# Applying commutators? (intuitive solving)



## moonexe (May 15, 2013)

I'm not quite sure if this is the right category, but it seems like the most fitting. Anyway...

Let me start by saying that I'm not interested by speed in any way and my only goal is to solve the cube on my own without the help of any pre-calculated sequences or algorithms. From the information I've gathered so far, the only way to do so would seem to be with the use of commutators.

I've been loosely following the Petrus method to solve most of the cube except for 3 to 5 remaining corners, which are where I've been stuck. I kind of understand how commutators work and what they essentially do, but when I try to apply them, I always seem to lose track of my own moves and can't restore the cube because I get confused mid-way.

Is there any advice any of you could give me to get around that?


----------



## Kirjava (May 15, 2013)

8355 method can require essentially no algorithms and doesn't need knowledge of commutators.

This should help you if you actually want to use comms.


----------



## Renslay (May 15, 2013)

Try to apply commutators on a solved cube as practice. After planning, try to execute them with closed eyes (or looking at it as few times as you can).

When you try to apply commutators during a real solving (on a scrambled cube), again, plan them, then try to execute them with closed eyes. Most of the time you possibly lose track because the mixed colors are confusing (typical beginner's confusion).

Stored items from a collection

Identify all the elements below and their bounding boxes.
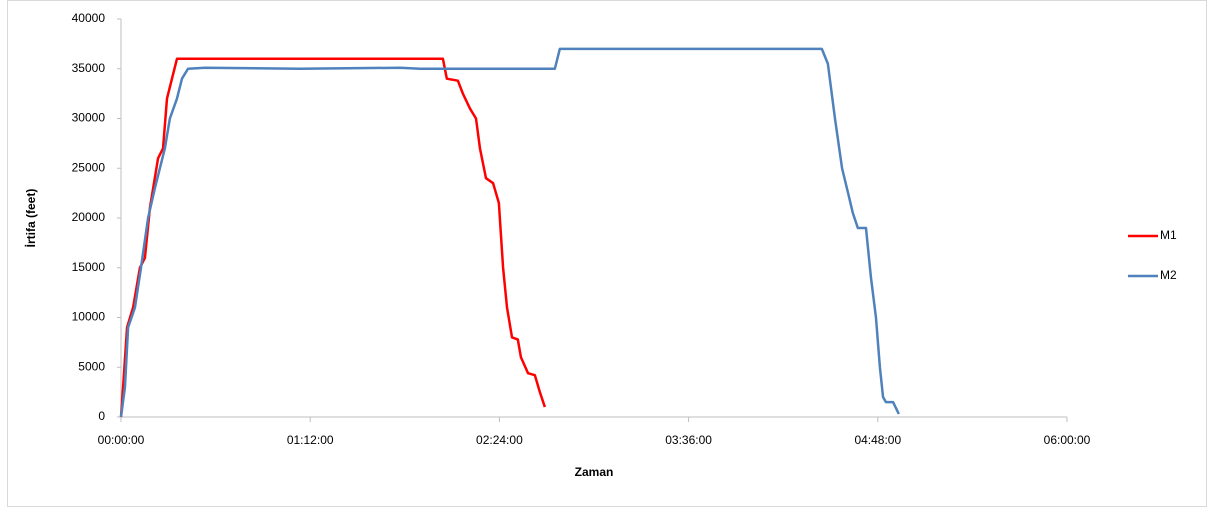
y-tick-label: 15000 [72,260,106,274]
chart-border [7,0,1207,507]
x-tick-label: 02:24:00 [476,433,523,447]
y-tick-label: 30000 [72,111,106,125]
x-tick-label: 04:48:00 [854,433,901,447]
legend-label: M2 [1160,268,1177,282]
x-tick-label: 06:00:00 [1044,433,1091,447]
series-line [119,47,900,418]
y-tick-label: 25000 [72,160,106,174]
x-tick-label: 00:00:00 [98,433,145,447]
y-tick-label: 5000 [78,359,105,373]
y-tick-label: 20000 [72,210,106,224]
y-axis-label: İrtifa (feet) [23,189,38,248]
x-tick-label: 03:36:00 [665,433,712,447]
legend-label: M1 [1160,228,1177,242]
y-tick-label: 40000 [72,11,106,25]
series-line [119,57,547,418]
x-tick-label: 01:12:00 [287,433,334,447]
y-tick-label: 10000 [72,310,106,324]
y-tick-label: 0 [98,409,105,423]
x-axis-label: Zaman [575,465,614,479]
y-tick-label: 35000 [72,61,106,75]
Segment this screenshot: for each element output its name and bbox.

# SET TASKS:
- a) In the listing, can you copy out the lines starting at the one containing "y-tick-label: 15000 [72,260,106,274]" and ending at the one containing "x-tick-label: 06:00:00 [1044,433,1091,447]", keeping them unchanged?
- b) Could you write the next part of the forum thread about applying commutators to solve the cube, picking up right after its final sentence?

# EXPECTED OUTPUTS:
- a)
y-tick-label: 15000 [72,260,106,274]
chart-border [7,0,1207,507]
x-tick-label: 02:24:00 [476,433,523,447]
y-tick-label: 30000 [72,111,106,125]
x-tick-label: 04:48:00 [854,433,901,447]
legend-label: M2 [1160,268,1177,282]
x-tick-label: 06:00:00 [1044,433,1091,447]

- b)
----------



## TheOneOnTheLeft (May 15, 2013)

I usually write down what my X, Y and Z moves are when working out commutators so I can undo them properly. It seems like after a while you'll learn to remember them, but I've not reached that point yet.


----------



## Brest (May 15, 2013)

It's only 41:47!

[YouTubeHD]54SGrZbLcoE[/YouTubeHD]


----------



## Cubenovice (May 15, 2013)

Since different tutorials work for different people: check these out too:

Ryan Heise

VERY In depth: BH tutorial
Tip: just start with the basic 8-movers.
Don't move to the advanced cases too soon or you'll get more confused than ever.


----------



## Ollie (May 15, 2013)

Kirjava said:


> This should help you if you actually want to use comms.



I wish I'd seen this months ago! At least I finally have a nice edge-flip alg that isn't M' U' M' U'... etcetc 

[U M U2 M2 U, R2]


----------



## MarcelP (May 18, 2013)

Brest said:


> It's only 41:47!
> 
> [YouTubeHD]54SGrZbLcoE[/YouTubeHD]



Wow, what a great video!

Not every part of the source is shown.